• [Directions] Scan the data. Collect each line that contains the word "screenshot".

──────── Materials provided ────────

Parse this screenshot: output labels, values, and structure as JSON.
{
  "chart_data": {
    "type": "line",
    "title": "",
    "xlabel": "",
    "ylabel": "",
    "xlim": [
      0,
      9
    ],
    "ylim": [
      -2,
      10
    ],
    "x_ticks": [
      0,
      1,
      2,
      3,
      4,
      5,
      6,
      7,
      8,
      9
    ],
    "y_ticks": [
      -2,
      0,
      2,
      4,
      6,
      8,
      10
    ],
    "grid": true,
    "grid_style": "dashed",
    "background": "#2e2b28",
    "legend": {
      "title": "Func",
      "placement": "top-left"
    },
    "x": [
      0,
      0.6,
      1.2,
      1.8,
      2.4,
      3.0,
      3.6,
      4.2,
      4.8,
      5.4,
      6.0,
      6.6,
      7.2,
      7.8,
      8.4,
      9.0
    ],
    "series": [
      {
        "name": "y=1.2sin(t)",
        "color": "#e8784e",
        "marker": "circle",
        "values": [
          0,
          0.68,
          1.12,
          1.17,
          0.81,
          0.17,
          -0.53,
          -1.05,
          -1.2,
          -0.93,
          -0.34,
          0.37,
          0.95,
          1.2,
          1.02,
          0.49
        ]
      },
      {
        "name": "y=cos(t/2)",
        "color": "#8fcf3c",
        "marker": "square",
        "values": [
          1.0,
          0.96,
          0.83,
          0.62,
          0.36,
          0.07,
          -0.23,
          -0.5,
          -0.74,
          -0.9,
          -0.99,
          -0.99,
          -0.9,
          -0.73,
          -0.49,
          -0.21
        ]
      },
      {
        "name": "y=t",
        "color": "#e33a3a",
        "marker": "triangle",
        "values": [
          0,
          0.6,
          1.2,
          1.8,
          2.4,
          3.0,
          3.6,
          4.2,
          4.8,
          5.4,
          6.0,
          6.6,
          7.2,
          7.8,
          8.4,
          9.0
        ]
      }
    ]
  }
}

────────
──────── Materials provided ────────

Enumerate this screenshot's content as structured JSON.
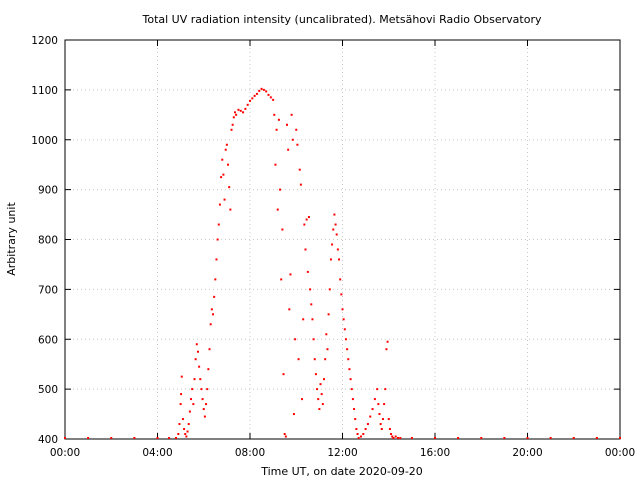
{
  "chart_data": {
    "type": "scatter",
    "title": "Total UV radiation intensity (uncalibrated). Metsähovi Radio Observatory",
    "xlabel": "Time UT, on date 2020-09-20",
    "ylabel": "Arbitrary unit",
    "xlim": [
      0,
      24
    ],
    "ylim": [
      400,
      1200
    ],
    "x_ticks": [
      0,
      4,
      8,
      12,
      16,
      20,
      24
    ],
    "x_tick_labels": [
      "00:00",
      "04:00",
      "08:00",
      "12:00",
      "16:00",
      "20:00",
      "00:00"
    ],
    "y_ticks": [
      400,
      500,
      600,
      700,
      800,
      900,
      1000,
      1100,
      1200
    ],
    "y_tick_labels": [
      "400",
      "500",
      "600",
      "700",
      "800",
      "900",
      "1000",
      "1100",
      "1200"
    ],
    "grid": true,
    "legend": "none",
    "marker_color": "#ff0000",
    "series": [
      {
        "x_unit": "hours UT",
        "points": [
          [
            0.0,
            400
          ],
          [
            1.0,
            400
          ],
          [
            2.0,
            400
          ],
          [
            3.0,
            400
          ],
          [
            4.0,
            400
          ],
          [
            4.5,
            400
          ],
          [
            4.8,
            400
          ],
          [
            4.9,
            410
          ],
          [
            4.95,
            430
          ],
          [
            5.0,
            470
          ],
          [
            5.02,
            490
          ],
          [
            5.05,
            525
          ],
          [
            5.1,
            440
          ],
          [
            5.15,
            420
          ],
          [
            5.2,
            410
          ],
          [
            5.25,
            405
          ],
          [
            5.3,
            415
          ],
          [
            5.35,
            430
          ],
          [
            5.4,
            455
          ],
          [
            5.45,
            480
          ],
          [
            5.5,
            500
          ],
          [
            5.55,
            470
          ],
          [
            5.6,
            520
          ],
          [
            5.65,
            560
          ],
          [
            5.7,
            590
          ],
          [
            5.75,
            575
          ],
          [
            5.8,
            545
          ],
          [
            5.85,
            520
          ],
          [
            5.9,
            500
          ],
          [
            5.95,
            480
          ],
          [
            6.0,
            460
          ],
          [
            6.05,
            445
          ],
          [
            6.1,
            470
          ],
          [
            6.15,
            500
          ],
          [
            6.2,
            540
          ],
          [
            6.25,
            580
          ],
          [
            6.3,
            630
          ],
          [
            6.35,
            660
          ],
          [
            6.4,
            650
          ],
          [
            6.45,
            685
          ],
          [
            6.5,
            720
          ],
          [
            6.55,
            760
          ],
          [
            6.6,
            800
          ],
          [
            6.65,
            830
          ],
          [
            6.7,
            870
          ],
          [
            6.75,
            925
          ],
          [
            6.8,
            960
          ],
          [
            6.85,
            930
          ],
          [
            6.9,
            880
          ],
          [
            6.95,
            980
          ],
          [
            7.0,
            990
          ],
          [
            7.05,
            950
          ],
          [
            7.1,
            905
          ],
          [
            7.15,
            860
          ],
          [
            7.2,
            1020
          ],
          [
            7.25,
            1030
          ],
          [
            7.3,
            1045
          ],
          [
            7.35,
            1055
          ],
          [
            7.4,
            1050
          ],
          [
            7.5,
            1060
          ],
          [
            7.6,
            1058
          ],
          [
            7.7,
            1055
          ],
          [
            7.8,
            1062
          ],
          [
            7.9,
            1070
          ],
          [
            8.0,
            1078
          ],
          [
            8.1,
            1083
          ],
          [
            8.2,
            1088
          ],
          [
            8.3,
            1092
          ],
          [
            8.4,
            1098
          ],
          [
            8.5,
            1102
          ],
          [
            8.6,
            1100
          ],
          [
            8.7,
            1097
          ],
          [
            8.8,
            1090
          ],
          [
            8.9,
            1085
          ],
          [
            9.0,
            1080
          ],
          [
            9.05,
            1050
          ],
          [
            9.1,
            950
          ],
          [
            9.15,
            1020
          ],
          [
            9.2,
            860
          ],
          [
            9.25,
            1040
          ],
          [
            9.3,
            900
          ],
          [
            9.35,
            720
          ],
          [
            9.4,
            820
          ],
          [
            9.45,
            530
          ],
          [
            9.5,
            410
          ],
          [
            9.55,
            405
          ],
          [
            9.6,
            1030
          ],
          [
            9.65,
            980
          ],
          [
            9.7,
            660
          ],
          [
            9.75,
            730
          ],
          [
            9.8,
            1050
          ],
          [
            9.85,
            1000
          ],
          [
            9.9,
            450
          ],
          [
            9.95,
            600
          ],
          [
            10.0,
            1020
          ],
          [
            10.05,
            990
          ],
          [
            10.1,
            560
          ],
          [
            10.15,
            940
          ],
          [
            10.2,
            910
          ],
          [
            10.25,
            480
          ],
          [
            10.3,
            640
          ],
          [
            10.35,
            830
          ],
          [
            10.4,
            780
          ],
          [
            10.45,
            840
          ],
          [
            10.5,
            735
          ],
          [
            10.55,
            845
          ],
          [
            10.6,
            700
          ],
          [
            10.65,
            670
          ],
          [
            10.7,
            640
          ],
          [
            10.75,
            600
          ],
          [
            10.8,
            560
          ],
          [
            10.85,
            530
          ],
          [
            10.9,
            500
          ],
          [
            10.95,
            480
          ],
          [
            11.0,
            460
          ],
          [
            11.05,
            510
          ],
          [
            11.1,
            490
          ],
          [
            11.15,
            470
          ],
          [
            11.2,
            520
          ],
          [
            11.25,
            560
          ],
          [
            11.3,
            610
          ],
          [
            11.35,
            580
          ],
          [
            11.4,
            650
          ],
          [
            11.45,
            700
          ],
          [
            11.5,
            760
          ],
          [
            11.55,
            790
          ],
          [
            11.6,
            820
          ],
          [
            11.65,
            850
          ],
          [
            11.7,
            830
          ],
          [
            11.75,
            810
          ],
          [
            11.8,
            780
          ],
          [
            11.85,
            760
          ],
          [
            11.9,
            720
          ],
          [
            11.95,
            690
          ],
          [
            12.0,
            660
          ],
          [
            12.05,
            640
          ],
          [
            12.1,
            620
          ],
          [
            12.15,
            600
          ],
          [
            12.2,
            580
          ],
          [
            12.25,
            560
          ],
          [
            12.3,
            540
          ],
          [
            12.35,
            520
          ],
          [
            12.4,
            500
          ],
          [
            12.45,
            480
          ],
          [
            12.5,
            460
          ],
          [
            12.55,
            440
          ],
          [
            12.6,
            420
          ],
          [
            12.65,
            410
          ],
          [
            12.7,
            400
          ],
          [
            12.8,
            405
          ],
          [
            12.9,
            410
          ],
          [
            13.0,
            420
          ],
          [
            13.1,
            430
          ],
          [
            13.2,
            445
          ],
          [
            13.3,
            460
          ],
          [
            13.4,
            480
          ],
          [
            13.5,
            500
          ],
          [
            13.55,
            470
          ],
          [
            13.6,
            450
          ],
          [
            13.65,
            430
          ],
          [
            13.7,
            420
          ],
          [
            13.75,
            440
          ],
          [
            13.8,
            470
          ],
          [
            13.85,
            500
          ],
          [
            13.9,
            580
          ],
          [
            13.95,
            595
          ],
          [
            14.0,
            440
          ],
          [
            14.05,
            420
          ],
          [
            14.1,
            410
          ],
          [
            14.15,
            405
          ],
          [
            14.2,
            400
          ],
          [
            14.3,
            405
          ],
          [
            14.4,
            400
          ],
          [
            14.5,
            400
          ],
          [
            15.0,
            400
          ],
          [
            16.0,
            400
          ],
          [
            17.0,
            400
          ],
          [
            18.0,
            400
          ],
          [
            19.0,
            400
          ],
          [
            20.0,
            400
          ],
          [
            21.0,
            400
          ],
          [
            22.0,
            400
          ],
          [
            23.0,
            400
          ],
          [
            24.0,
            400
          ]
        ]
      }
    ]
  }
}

────────

• [Solution to this problem]
Parse this screenshot: output labels, values, and structure as JSON.
Enumerate this screenshot's content as structured JSON.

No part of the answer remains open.